• _INPUT DATA_:

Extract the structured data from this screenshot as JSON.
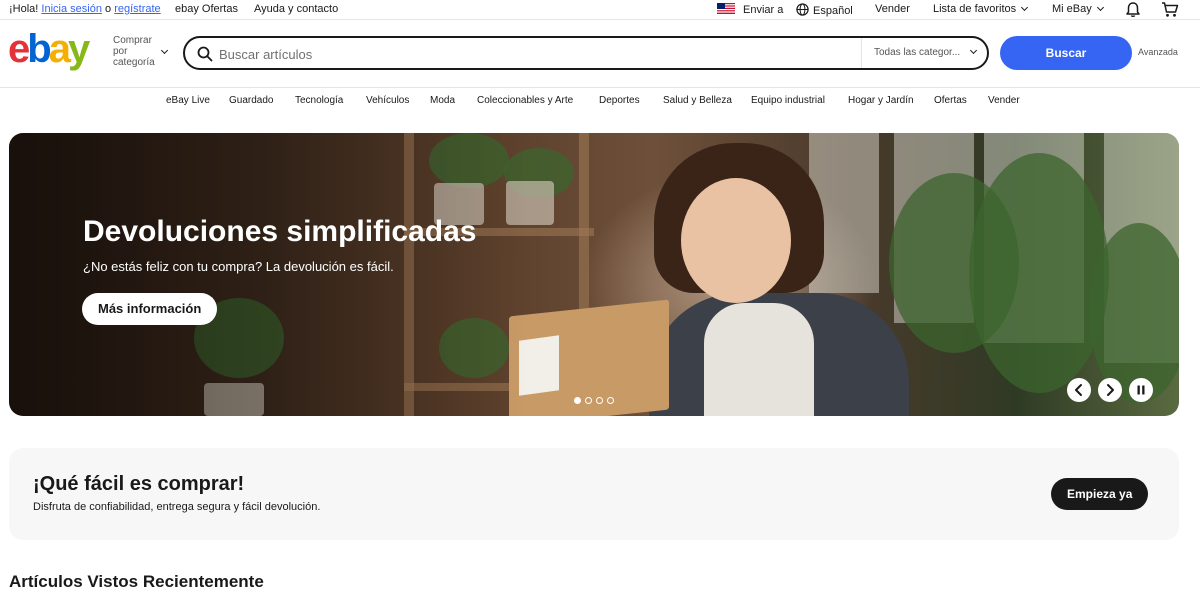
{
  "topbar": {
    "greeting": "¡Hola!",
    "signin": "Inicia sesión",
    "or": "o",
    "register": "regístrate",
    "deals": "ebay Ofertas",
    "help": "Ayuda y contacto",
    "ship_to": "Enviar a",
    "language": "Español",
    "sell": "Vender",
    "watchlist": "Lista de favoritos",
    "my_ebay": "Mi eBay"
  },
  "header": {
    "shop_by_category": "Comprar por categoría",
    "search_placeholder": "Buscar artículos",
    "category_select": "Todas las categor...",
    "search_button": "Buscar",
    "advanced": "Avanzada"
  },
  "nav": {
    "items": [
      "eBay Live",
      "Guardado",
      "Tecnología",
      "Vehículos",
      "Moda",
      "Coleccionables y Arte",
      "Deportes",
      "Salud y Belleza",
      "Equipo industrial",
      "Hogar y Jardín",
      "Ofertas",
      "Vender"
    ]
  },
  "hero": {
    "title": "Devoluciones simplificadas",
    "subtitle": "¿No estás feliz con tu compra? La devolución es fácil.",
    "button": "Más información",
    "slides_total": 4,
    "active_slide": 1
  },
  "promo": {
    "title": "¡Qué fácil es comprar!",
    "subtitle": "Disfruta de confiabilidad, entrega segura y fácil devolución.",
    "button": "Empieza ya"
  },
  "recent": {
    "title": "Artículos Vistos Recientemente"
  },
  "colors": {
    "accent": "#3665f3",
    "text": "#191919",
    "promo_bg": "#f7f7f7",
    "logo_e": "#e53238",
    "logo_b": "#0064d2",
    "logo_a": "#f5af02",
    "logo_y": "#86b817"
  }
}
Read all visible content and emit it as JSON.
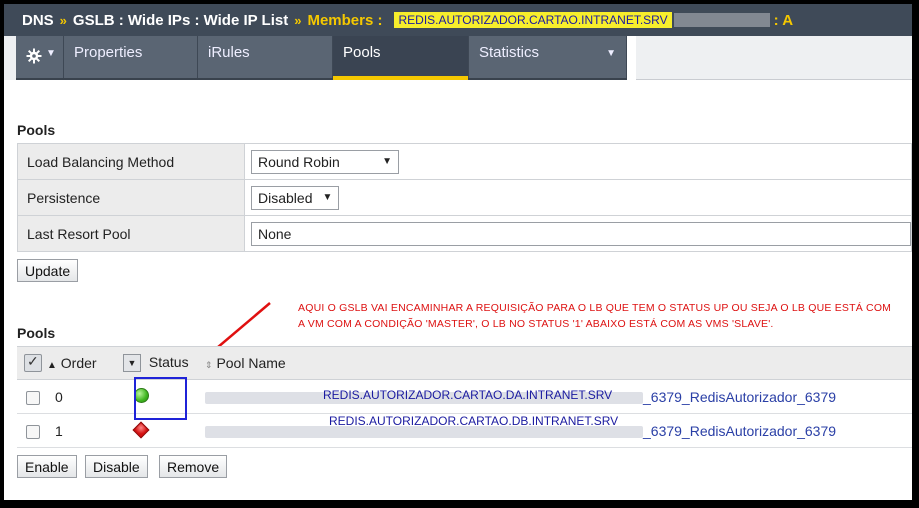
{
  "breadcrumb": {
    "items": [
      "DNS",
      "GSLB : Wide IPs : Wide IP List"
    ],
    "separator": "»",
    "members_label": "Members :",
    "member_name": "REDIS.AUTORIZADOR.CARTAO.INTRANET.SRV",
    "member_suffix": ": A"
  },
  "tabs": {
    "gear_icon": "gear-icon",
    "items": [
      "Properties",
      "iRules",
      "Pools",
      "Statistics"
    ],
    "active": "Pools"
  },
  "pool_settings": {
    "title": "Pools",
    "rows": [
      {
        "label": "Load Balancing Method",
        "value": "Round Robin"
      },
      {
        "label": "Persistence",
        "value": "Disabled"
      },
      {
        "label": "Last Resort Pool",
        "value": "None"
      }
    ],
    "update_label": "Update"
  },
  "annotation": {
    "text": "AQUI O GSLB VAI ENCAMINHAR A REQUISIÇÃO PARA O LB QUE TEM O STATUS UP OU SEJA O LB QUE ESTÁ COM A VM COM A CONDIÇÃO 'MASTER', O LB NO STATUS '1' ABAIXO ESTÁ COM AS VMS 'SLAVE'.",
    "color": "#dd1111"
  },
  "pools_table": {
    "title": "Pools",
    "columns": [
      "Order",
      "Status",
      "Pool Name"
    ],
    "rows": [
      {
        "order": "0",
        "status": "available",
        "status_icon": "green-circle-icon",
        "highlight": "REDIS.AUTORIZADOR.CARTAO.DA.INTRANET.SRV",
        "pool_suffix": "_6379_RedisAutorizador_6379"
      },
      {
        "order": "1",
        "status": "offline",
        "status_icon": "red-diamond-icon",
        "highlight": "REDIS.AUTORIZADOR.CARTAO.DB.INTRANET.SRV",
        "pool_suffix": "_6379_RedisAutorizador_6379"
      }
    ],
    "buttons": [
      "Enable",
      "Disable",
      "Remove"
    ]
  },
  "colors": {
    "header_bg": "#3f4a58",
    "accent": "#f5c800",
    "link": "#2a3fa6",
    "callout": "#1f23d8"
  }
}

• _BRIEF_: Where a line holds "fácil", copy it out.

• _COMPLETED EXERCISE_:
    "subtitle": "¿No estás feliz con tu compra? La devolución es fácil.",
    "title": "¡Qué fácil es comprar!",
    "subtitle": "Disfruta de confiabilidad, entrega segura y fácil devolución.",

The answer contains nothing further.